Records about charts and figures
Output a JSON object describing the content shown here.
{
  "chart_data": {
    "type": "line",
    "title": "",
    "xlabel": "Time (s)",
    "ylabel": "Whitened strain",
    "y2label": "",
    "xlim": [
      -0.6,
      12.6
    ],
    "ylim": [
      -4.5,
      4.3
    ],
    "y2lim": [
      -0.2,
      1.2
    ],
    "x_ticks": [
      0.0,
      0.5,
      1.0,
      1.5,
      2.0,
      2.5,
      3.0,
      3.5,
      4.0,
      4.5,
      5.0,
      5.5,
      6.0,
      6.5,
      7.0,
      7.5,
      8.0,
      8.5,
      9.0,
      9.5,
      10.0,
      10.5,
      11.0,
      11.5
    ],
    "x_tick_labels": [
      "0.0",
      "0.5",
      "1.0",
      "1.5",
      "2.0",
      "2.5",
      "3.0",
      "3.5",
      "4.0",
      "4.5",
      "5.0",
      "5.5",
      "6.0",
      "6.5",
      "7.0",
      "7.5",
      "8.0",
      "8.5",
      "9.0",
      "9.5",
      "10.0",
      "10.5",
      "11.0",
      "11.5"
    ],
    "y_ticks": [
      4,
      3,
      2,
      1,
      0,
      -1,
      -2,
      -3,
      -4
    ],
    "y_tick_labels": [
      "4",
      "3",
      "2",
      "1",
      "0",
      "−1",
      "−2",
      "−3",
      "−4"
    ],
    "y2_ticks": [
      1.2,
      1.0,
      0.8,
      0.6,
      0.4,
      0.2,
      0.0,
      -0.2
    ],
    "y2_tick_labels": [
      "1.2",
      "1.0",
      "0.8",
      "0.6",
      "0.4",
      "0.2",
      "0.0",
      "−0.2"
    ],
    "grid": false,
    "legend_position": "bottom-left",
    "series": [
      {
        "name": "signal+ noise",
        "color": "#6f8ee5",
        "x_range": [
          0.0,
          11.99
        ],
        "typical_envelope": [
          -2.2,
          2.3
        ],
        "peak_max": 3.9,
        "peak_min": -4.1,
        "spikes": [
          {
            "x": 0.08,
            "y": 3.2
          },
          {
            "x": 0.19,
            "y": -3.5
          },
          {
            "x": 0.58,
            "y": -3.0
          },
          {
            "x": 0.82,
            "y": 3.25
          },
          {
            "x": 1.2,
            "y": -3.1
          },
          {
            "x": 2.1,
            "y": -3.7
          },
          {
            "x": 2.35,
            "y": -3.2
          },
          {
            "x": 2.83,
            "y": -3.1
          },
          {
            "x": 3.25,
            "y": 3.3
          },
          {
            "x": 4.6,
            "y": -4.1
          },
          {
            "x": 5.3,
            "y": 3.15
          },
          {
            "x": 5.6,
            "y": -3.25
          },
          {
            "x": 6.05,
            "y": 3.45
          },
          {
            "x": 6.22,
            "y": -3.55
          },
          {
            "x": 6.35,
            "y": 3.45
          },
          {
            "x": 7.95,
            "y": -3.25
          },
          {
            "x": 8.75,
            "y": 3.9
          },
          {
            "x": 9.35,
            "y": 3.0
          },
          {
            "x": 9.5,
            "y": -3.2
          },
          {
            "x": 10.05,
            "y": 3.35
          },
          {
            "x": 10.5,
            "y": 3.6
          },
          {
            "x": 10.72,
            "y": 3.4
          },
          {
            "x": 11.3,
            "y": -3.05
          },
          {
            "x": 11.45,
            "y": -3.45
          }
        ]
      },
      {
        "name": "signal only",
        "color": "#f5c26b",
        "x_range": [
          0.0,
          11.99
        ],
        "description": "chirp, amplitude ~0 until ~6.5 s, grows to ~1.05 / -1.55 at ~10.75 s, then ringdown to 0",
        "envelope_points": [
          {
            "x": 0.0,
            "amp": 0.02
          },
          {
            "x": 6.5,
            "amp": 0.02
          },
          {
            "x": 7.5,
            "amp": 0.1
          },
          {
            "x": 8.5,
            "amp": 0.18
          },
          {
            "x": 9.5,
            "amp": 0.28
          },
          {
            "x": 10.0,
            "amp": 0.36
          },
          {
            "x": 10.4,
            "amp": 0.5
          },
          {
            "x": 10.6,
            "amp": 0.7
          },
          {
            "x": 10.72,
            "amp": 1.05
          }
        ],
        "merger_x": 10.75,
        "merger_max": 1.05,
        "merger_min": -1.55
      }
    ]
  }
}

▸ WORK TO BE COMPLETED:
Write out the entries in full, exactly as given.

▸ TASK RESPONSE:
Output a JSON object describing the content shown here.
{
  "chart_data": {
    "type": "line",
    "title": "",
    "xlabel": "Time (s)",
    "ylabel": "Whitened strain",
    "y2label": "",
    "xlim": [
      -0.6,
      12.6
    ],
    "ylim": [
      -4.5,
      4.3
    ],
    "y2lim": [
      -0.2,
      1.2
    ],
    "x_ticks": [
      0.0,
      0.5,
      1.0,
      1.5,
      2.0,
      2.5,
      3.0,
      3.5,
      4.0,
      4.5,
      5.0,
      5.5,
      6.0,
      6.5,
      7.0,
      7.5,
      8.0,
      8.5,
      9.0,
      9.5,
      10.0,
      10.5,
      11.0,
      11.5
    ],
    "x_tick_labels": [
      "0.0",
      "0.5",
      "1.0",
      "1.5",
      "2.0",
      "2.5",
      "3.0",
      "3.5",
      "4.0",
      "4.5",
      "5.0",
      "5.5",
      "6.0",
      "6.5",
      "7.0",
      "7.5",
      "8.0",
      "8.5",
      "9.0",
      "9.5",
      "10.0",
      "10.5",
      "11.0",
      "11.5"
    ],
    "y_ticks": [
      4,
      3,
      2,
      1,
      0,
      -1,
      -2,
      -3,
      -4
    ],
    "y_tick_labels": [
      "4",
      "3",
      "2",
      "1",
      "0",
      "−1",
      "−2",
      "−3",
      "−4"
    ],
    "y2_ticks": [
      1.2,
      1.0,
      0.8,
      0.6,
      0.4,
      0.2,
      0.0,
      -0.2
    ],
    "y2_tick_labels": [
      "1.2",
      "1.0",
      "0.8",
      "0.6",
      "0.4",
      "0.2",
      "0.0",
      "−0.2"
    ],
    "grid": false,
    "legend_position": "bottom-left",
    "series": [
      {
        "name": "signal+ noise",
        "color": "#6f8ee5",
        "x_range": [
          0.0,
          11.99
        ],
        "typical_envelope": [
          -2.2,
          2.3
        ],
        "peak_max": 3.9,
        "peak_min": -4.1,
        "spikes": [
          {
            "x": 0.08,
            "y": 3.2
          },
          {
            "x": 0.19,
            "y": -3.5
          },
          {
            "x": 0.58,
            "y": -3.0
          },
          {
            "x": 0.82,
            "y": 3.25
          },
          {
            "x": 1.2,
            "y": -3.1
          },
          {
            "x": 2.1,
            "y": -3.7
          },
          {
            "x": 2.35,
            "y": -3.2
          },
          {
            "x": 2.83,
            "y": -3.1
          },
          {
            "x": 3.25,
            "y": 3.3
          },
          {
            "x": 4.6,
            "y": -4.1
          },
          {
            "x": 5.3,
            "y": 3.15
          },
          {
            "x": 5.6,
            "y": -3.25
          },
          {
            "x": 6.05,
            "y": 3.45
          },
          {
            "x": 6.22,
            "y": -3.55
          },
          {
            "x": 6.35,
            "y": 3.45
          },
          {
            "x": 7.95,
            "y": -3.25
          },
          {
            "x": 8.75,
            "y": 3.9
          },
          {
            "x": 9.35,
            "y": 3.0
          },
          {
            "x": 9.5,
            "y": -3.2
          },
          {
            "x": 10.05,
            "y": 3.35
          },
          {
            "x": 10.5,
            "y": 3.6
          },
          {
            "x": 10.72,
            "y": 3.4
          },
          {
            "x": 11.3,
            "y": -3.05
          },
          {
            "x": 11.45,
            "y": -3.45
          }
        ]
      },
      {
        "name": "signal only",
        "color": "#f5c26b",
        "x_range": [
          0.0,
          11.99
        ],
        "description": "chirp, amplitude ~0 until ~6.5 s, grows to ~1.05 / -1.55 at ~10.75 s, then ringdown to 0",
        "envelope_points": [
          {
            "x": 0.0,
            "amp": 0.02
          },
          {
            "x": 6.5,
            "amp": 0.02
          },
          {
            "x": 7.5,
            "amp": 0.1
          },
          {
            "x": 8.5,
            "amp": 0.18
          },
          {
            "x": 9.5,
            "amp": 0.28
          },
          {
            "x": 10.0,
            "amp": 0.36
          },
          {
            "x": 10.4,
            "amp": 0.5
          },
          {
            "x": 10.6,
            "amp": 0.7
          },
          {
            "x": 10.72,
            "amp": 1.05
          }
        ],
        "merger_x": 10.75,
        "merger_max": 1.05,
        "merger_min": -1.55
      }
    ]
  }
}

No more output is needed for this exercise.